### Objective
Wherever "name" appears in a line, list that line.

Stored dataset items
:::

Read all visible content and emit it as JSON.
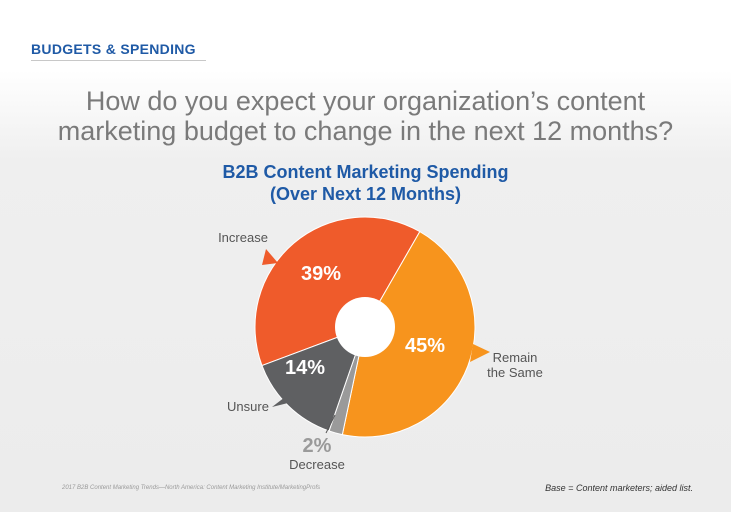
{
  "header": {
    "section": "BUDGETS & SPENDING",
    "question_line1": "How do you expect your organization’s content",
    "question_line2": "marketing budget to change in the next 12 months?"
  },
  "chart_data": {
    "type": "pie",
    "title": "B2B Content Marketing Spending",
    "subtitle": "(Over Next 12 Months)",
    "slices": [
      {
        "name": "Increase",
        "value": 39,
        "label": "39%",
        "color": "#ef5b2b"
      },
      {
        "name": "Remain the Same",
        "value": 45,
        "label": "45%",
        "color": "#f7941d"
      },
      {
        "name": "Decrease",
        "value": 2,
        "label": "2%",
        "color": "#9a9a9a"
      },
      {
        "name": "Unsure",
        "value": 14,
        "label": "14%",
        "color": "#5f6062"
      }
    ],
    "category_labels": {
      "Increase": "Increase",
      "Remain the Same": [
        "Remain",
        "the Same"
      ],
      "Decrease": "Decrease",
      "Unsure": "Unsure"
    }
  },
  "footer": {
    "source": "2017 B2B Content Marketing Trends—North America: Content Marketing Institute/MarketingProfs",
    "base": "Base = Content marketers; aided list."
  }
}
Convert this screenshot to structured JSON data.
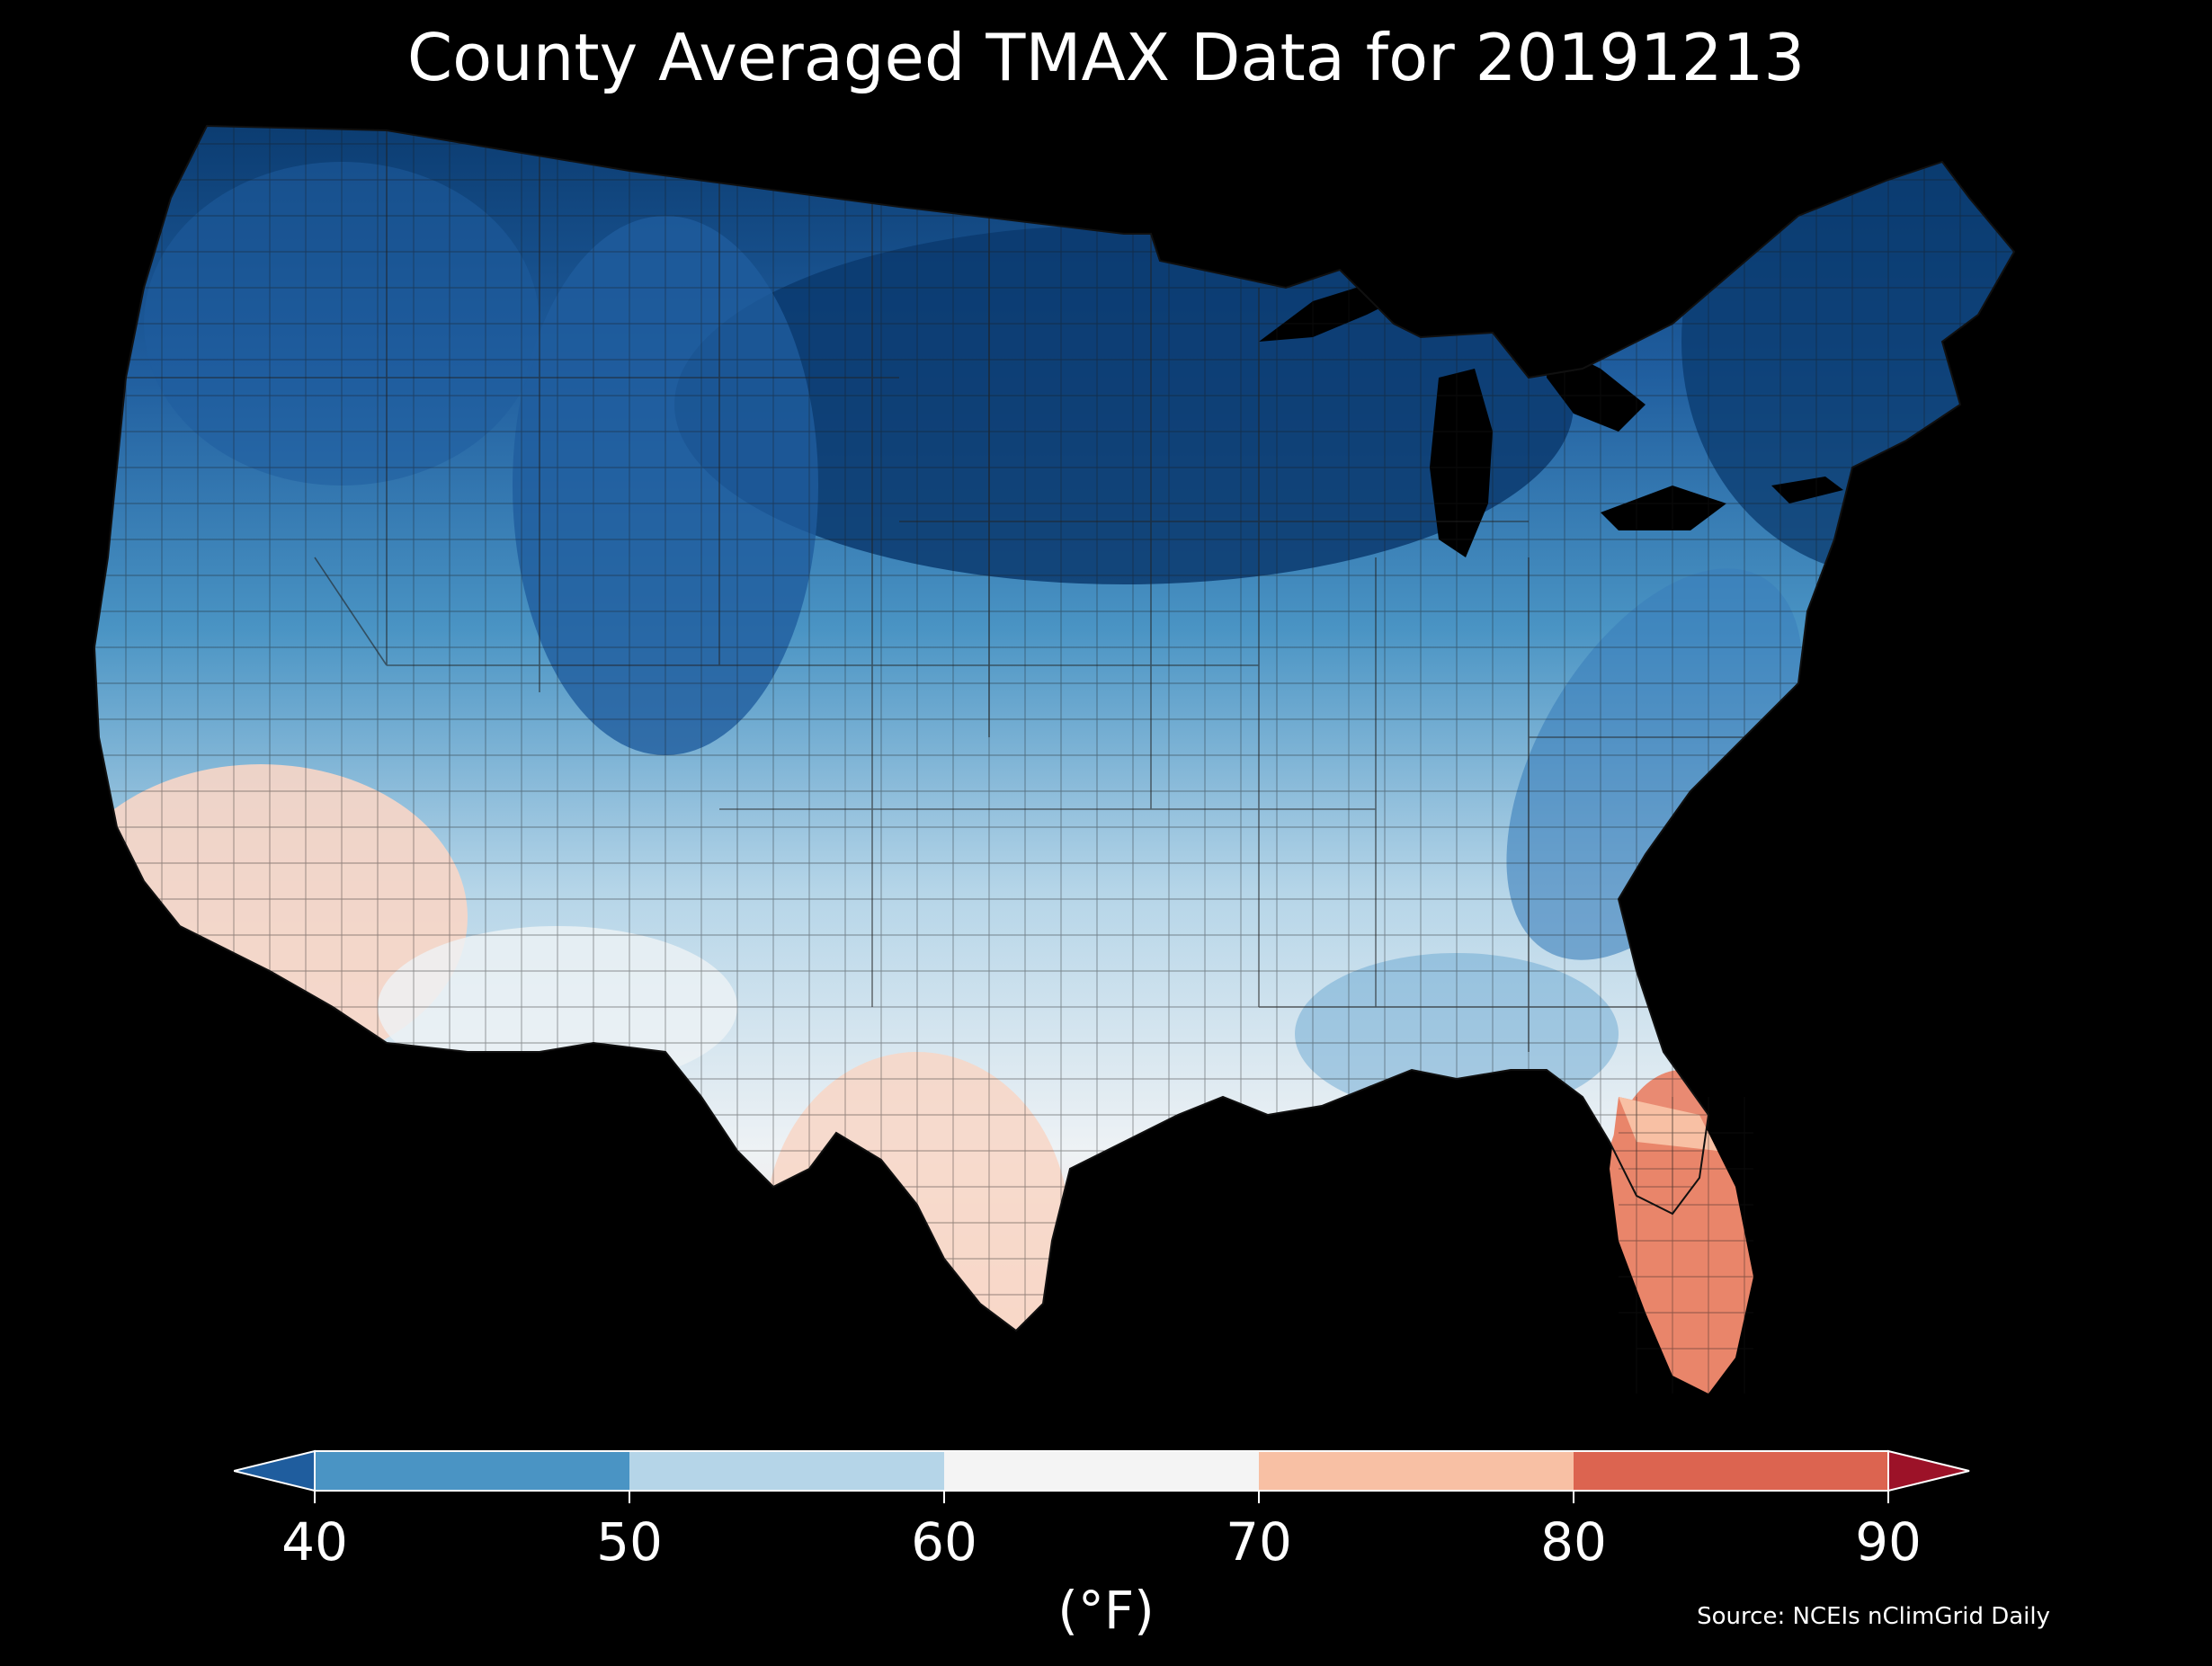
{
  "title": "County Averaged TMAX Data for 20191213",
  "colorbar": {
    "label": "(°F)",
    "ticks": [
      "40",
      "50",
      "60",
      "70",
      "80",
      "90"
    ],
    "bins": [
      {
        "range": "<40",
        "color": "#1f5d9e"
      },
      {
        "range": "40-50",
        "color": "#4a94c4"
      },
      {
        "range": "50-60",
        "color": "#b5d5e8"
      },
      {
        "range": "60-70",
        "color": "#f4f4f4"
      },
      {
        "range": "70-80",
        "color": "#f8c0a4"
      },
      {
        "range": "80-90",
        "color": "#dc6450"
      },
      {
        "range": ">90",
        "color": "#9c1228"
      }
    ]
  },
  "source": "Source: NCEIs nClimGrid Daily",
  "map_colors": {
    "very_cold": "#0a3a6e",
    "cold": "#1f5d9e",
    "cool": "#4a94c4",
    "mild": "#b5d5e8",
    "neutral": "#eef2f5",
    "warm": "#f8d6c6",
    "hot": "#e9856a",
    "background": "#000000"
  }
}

:::

### Problem solution
        "name": "Increase",
        "name": "Remain the Same",
        "name": "Decrease",
        "name": "Unsure",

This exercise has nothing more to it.